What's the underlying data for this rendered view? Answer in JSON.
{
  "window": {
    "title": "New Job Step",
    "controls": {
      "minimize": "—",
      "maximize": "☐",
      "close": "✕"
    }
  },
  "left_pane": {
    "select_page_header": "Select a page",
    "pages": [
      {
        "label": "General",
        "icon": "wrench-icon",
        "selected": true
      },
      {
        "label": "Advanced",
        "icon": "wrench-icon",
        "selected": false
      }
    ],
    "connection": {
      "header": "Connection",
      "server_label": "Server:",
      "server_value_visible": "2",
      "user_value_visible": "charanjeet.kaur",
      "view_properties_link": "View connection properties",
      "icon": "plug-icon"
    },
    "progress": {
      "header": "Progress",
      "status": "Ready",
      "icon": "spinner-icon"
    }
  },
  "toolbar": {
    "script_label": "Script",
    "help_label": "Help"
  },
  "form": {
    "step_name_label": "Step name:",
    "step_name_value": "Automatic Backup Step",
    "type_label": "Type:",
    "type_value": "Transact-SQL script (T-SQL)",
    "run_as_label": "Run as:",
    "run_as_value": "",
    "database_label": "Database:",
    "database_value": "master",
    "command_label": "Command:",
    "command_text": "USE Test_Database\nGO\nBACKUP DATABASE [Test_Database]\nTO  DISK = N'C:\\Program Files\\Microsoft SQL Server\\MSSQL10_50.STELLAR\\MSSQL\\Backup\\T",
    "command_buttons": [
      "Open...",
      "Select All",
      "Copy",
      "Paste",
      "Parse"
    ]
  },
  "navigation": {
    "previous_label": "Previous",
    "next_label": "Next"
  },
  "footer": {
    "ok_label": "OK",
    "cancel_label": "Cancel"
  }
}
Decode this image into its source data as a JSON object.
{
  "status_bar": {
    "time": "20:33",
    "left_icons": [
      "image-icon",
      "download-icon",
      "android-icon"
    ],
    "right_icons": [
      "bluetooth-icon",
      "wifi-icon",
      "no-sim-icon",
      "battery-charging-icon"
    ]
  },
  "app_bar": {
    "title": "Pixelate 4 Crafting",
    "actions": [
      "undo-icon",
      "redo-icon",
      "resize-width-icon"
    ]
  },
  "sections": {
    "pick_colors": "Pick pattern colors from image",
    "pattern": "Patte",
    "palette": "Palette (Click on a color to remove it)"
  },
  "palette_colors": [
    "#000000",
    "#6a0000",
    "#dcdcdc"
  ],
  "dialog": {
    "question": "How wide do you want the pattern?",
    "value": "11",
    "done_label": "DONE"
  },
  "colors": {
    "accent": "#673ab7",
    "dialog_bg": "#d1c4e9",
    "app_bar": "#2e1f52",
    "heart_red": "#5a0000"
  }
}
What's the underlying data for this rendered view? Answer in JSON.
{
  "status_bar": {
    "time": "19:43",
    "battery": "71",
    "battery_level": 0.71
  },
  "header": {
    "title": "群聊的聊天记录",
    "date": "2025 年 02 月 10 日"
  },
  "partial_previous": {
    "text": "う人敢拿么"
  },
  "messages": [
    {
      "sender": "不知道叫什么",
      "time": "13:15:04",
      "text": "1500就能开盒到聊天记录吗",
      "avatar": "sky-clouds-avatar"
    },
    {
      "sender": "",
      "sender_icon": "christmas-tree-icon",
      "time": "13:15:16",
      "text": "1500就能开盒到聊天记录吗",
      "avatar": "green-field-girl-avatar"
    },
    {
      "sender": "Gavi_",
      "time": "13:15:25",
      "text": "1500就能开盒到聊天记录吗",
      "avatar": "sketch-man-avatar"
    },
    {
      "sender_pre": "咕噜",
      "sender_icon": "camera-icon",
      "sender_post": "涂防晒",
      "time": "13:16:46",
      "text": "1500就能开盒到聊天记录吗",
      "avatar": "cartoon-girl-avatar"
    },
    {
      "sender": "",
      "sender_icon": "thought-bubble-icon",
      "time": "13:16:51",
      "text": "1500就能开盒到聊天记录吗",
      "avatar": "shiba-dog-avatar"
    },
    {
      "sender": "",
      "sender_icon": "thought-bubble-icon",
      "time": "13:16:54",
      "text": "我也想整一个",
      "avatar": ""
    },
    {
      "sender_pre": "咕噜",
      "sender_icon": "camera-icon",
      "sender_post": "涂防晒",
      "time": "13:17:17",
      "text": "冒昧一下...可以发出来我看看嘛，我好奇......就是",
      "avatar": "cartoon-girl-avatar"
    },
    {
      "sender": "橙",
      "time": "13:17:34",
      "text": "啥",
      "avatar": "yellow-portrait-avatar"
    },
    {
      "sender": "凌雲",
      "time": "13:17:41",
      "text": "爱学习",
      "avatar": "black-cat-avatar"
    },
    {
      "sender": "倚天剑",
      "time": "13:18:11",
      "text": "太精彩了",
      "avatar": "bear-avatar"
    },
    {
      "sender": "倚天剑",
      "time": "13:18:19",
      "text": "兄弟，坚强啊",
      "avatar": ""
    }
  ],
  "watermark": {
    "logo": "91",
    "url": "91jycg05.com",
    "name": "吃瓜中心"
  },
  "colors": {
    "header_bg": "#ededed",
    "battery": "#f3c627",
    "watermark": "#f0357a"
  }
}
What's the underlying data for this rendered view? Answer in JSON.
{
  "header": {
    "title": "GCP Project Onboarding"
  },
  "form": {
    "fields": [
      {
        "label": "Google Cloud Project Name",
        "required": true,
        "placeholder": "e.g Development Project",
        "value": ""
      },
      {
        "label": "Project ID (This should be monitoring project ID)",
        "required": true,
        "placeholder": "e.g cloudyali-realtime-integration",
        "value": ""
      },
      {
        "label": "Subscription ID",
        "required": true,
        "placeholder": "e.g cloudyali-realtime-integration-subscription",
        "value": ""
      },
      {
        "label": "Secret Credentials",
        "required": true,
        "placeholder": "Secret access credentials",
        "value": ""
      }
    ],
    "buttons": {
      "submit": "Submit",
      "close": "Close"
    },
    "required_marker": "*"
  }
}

---+---

EXERCISE REQUIREMENTS
Using the data above, return each line exactly as written.

RESPONSE
What's the underlying data for this rendered view? Answer in JSON.
{
  "window": {
    "title": "New Job Step",
    "controls": {
      "minimize": "—",
      "maximize": "☐",
      "close": "✕"
    }
  },
  "left_pane": {
    "select_page_header": "Select a page",
    "pages": [
      {
        "label": "General",
        "icon": "wrench-icon",
        "selected": true
      },
      {
        "label": "Advanced",
        "icon": "wrench-icon",
        "selected": false
      }
    ],
    "connection": {
      "header": "Connection",
      "server_label": "Server:",
      "server_value_visible": "2",
      "user_value_visible": "charanjeet.kaur",
      "view_properties_link": "View connection properties",
      "icon": "plug-icon"
    },
    "progress": {
      "header": "Progress",
      "status": "Ready",
      "icon": "spinner-icon"
    }
  },
  "toolbar": {
    "script_label": "Script",
    "help_label": "Help"
  },
  "form": {
    "step_name_label": "Step name:",
    "step_name_value": "Automatic Backup Step",
    "type_label": "Type:",
    "type_value": "Transact-SQL script (T-SQL)",
    "run_as_label": "Run as:",
    "run_as_value": "",
    "database_label": "Database:",
    "database_value": "master",
    "command_label": "Command:",
    "command_text": "USE Test_Database\nGO\nBACKUP DATABASE [Test_Database]\nTO  DISK = N'C:\\Program Files\\Microsoft SQL Server\\MSSQL10_50.STELLAR\\MSSQL\\Backup\\T",
    "command_buttons": [
      "Open...",
      "Select All",
      "Copy",
      "Paste",
      "Parse"
    ]
  },
  "navigation": {
    "previous_label": "Previous",
    "next_label": "Next"
  },
  "footer": {
    "ok_label": "OK",
    "cancel_label": "Cancel"
  }
}
Decode this image into its source data as a JSON object.
{
  "status_bar": {
    "time": "20:33",
    "left_icons": [
      "image-icon",
      "download-icon",
      "android-icon"
    ],
    "right_icons": [
      "bluetooth-icon",
      "wifi-icon",
      "no-sim-icon",
      "battery-charging-icon"
    ]
  },
  "app_bar": {
    "title": "Pixelate 4 Crafting",
    "actions": [
      "undo-icon",
      "redo-icon",
      "resize-width-icon"
    ]
  },
  "sections": {
    "pick_colors": "Pick pattern colors from image",
    "pattern": "Patte",
    "palette": "Palette (Click on a color to remove it)"
  },
  "palette_colors": [
    "#000000",
    "#6a0000",
    "#dcdcdc"
  ],
  "dialog": {
    "question": "How wide do you want the pattern?",
    "value": "11",
    "done_label": "DONE"
  },
  "colors": {
    "accent": "#673ab7",
    "dialog_bg": "#d1c4e9",
    "app_bar": "#2e1f52",
    "heart_red": "#5a0000"
  }
}
What's the underlying data for this rendered view? Answer in JSON.
{
  "status_bar": {
    "time": "19:43",
    "battery": "71",
    "battery_level": 0.71
  },
  "header": {
    "title": "群聊的聊天记录",
    "date": "2025 年 02 月 10 日"
  },
  "partial_previous": {
    "text": "う人敢拿么"
  },
  "messages": [
    {
      "sender": "不知道叫什么",
      "time": "13:15:04",
      "text": "1500就能开盒到聊天记录吗",
      "avatar": "sky-clouds-avatar"
    },
    {
      "sender": "",
      "sender_icon": "christmas-tree-icon",
      "time": "13:15:16",
      "text": "1500就能开盒到聊天记录吗",
      "avatar": "green-field-girl-avatar"
    },
    {
      "sender": "Gavi_",
      "time": "13:15:25",
      "text": "1500就能开盒到聊天记录吗",
      "avatar": "sketch-man-avatar"
    },
    {
      "sender_pre": "咕噜",
      "sender_icon": "camera-icon",
      "sender_post": "涂防晒",
      "time": "13:16:46",
      "text": "1500就能开盒到聊天记录吗",
      "avatar": "cartoon-girl-avatar"
    },
    {
      "sender": "",
      "sender_icon": "thought-bubble-icon",
      "time": "13:16:51",
      "text": "1500就能开盒到聊天记录吗",
      "avatar": "shiba-dog-avatar"
    },
    {
      "sender": "",
      "sender_icon": "thought-bubble-icon",
      "time": "13:16:54",
      "text": "我也想整一个",
      "avatar": ""
    },
    {
      "sender_pre": "咕噜",
      "sender_icon": "camera-icon",
      "sender_post": "涂防晒",
      "time": "13:17:17",
      "text": "冒昧一下...可以发出来我看看嘛，我好奇......就是",
      "avatar": "cartoon-girl-avatar"
    },
    {
      "sender": "橙",
      "time": "13:17:34",
      "text": "啥",
      "avatar": "yellow-portrait-avatar"
    },
    {
      "sender": "凌雲",
      "time": "13:17:41",
      "text": "爱学习",
      "avatar": "black-cat-avatar"
    },
    {
      "sender": "倚天剑",
      "time": "13:18:11",
      "text": "太精彩了",
      "avatar": "bear-avatar"
    },
    {
      "sender": "倚天剑",
      "time": "13:18:19",
      "text": "兄弟，坚强啊",
      "avatar": ""
    }
  ],
  "watermark": {
    "logo": "91",
    "url": "91jycg05.com",
    "name": "吃瓜中心"
  },
  "colors": {
    "header_bg": "#ededed",
    "battery": "#f3c627",
    "watermark": "#f0357a"
  }
}
What's the underlying data for this rendered view? Answer in JSON.
{
  "header": {
    "title": "GCP Project Onboarding"
  },
  "form": {
    "fields": [
      {
        "label": "Google Cloud Project Name",
        "required": true,
        "placeholder": "e.g Development Project",
        "value": ""
      },
      {
        "label": "Project ID (This should be monitoring project ID)",
        "required": true,
        "placeholder": "e.g cloudyali-realtime-integration",
        "value": ""
      },
      {
        "label": "Subscription ID",
        "required": true,
        "placeholder": "e.g cloudyali-realtime-integration-subscription",
        "value": ""
      },
      {
        "label": "Secret Credentials",
        "required": true,
        "placeholder": "Secret access credentials",
        "value": ""
      }
    ],
    "buttons": {
      "submit": "Submit",
      "close": "Close"
    },
    "required_marker": "*"
  }
}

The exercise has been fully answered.